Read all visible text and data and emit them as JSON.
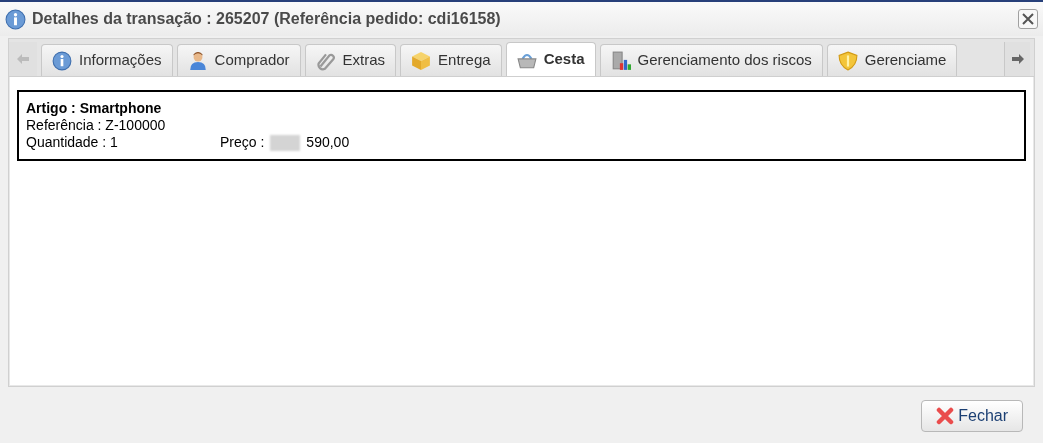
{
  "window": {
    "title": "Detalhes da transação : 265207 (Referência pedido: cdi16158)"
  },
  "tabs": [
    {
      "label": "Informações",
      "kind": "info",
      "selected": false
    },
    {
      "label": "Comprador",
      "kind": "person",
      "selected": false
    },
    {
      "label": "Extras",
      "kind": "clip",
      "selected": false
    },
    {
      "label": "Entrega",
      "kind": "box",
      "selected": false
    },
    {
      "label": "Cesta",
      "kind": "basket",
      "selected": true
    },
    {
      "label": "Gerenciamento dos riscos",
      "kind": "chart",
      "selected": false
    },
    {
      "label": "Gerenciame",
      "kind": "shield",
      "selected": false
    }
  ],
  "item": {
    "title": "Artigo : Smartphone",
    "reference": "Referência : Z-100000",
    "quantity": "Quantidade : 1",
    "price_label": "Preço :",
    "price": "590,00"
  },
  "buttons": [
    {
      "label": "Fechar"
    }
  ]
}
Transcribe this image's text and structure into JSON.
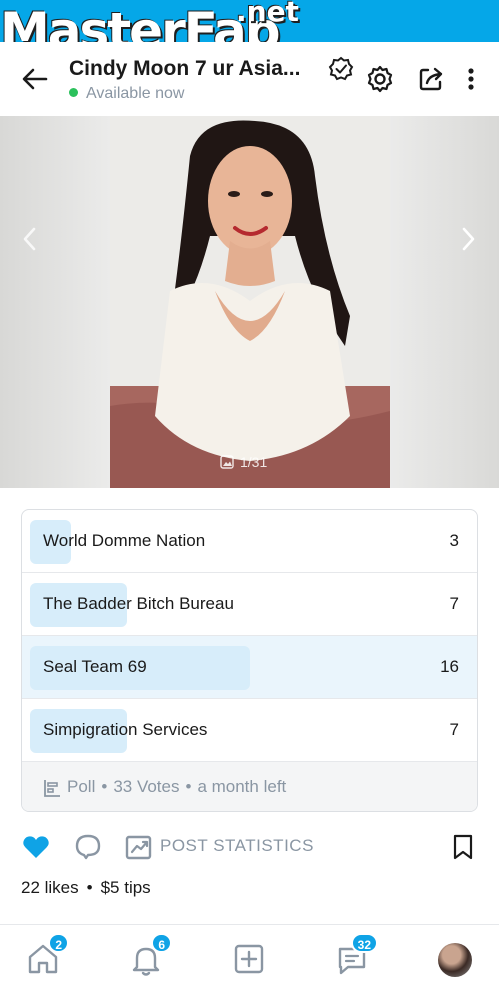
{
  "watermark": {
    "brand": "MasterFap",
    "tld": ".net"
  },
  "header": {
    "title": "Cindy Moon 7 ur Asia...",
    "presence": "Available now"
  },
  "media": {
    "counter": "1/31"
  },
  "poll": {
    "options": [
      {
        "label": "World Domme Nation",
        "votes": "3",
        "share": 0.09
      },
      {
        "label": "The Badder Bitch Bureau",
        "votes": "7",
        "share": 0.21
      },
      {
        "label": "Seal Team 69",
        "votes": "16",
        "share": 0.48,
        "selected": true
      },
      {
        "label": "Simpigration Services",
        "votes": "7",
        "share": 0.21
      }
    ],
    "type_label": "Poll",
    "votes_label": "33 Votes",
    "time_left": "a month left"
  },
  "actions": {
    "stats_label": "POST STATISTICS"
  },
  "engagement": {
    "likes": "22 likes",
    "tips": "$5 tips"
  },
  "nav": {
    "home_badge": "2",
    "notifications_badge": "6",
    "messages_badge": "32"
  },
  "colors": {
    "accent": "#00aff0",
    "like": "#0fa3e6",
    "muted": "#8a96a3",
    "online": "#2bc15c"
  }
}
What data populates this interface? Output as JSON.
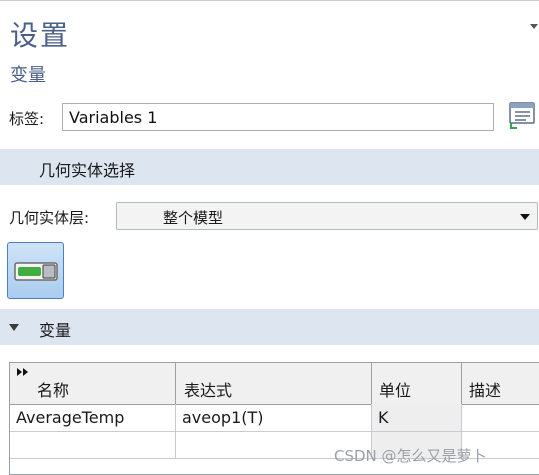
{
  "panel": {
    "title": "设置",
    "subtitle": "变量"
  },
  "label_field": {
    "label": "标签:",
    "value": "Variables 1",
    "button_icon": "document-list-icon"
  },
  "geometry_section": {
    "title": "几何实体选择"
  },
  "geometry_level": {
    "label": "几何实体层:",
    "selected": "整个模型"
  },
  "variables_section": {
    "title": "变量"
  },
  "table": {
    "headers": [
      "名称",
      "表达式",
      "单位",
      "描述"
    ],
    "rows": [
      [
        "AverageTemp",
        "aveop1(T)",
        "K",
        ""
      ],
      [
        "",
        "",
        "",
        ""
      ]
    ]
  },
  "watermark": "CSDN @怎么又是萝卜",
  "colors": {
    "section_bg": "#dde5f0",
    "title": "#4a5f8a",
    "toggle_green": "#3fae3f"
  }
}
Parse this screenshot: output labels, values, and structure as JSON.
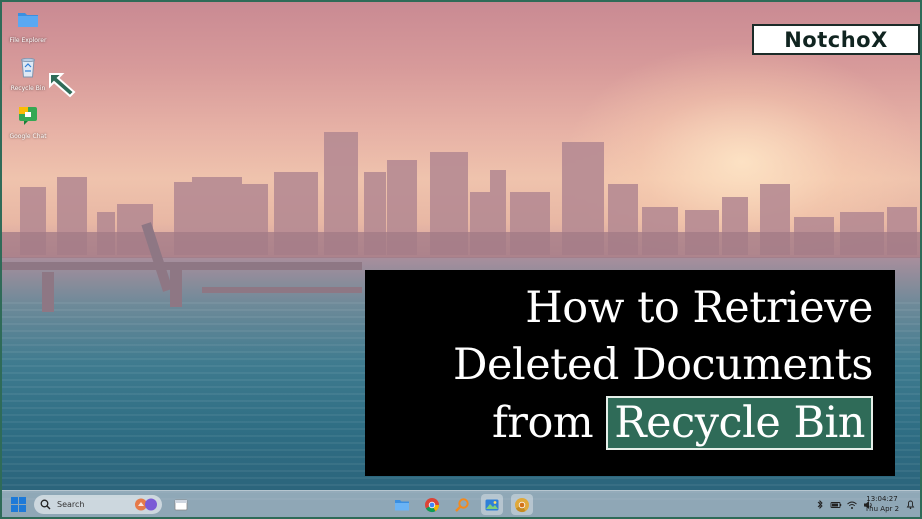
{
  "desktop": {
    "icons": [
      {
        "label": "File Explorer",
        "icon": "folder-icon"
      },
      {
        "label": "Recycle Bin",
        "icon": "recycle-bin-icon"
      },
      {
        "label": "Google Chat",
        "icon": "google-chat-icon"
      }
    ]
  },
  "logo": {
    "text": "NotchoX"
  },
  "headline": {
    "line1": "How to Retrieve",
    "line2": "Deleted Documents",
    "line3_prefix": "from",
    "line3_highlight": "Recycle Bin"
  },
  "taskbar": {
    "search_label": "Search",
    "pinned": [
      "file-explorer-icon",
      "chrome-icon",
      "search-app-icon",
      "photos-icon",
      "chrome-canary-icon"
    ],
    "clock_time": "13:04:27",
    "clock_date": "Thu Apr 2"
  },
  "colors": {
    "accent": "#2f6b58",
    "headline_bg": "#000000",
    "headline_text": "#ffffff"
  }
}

---

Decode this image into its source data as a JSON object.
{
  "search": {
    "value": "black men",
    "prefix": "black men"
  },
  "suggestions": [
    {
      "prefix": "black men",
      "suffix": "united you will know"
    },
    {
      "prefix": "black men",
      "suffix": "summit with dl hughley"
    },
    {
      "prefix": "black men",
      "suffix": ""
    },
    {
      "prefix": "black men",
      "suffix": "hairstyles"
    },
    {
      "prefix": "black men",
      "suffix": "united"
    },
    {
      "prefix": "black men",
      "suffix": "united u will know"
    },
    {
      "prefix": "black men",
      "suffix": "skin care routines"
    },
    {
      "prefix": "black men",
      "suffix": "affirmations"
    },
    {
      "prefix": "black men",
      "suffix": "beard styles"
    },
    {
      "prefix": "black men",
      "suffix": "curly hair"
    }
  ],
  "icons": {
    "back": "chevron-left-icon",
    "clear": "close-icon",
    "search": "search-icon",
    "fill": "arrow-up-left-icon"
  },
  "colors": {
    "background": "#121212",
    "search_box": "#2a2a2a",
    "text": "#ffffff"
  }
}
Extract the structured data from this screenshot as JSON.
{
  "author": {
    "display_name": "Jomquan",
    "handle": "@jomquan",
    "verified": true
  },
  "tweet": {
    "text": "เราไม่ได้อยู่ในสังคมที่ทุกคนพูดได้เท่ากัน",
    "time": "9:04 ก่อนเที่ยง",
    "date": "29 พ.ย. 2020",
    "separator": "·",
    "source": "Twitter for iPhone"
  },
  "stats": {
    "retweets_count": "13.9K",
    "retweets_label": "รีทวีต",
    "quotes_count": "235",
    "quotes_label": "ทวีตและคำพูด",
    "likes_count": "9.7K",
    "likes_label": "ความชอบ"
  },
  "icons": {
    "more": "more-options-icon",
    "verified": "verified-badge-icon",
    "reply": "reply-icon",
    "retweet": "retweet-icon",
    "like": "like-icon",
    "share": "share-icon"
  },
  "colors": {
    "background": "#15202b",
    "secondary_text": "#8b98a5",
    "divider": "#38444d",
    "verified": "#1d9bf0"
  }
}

---

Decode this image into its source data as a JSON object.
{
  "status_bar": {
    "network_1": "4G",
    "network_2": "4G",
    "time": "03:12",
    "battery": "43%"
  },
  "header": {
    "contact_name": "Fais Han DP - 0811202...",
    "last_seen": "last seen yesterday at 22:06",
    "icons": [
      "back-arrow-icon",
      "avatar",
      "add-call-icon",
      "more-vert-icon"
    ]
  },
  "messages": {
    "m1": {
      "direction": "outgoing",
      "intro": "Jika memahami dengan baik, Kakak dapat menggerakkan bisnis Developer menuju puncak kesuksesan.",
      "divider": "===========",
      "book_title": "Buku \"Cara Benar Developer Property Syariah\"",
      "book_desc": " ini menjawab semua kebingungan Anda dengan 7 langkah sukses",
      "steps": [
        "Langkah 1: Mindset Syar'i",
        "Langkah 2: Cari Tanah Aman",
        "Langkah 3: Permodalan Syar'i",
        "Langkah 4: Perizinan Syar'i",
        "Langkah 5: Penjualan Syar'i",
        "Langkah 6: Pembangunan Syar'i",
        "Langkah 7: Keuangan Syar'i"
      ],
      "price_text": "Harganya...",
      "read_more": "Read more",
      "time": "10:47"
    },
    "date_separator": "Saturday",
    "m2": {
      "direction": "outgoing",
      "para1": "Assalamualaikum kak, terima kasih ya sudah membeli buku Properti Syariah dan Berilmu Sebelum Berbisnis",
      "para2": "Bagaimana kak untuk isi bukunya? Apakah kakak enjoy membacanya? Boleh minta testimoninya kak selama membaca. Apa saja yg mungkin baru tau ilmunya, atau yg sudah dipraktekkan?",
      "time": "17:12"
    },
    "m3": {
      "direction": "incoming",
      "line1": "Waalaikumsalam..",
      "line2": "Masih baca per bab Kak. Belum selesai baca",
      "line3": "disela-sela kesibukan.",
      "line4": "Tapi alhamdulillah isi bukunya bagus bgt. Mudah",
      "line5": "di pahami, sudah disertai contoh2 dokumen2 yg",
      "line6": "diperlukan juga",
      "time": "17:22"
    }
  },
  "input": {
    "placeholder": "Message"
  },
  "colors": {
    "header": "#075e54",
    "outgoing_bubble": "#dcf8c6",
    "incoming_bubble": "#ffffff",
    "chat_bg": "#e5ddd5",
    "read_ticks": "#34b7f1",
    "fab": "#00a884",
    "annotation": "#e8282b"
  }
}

[Stated problem]:
Write only the number of lines in the records that include the word "ffffff".

[Exercise answer]:
3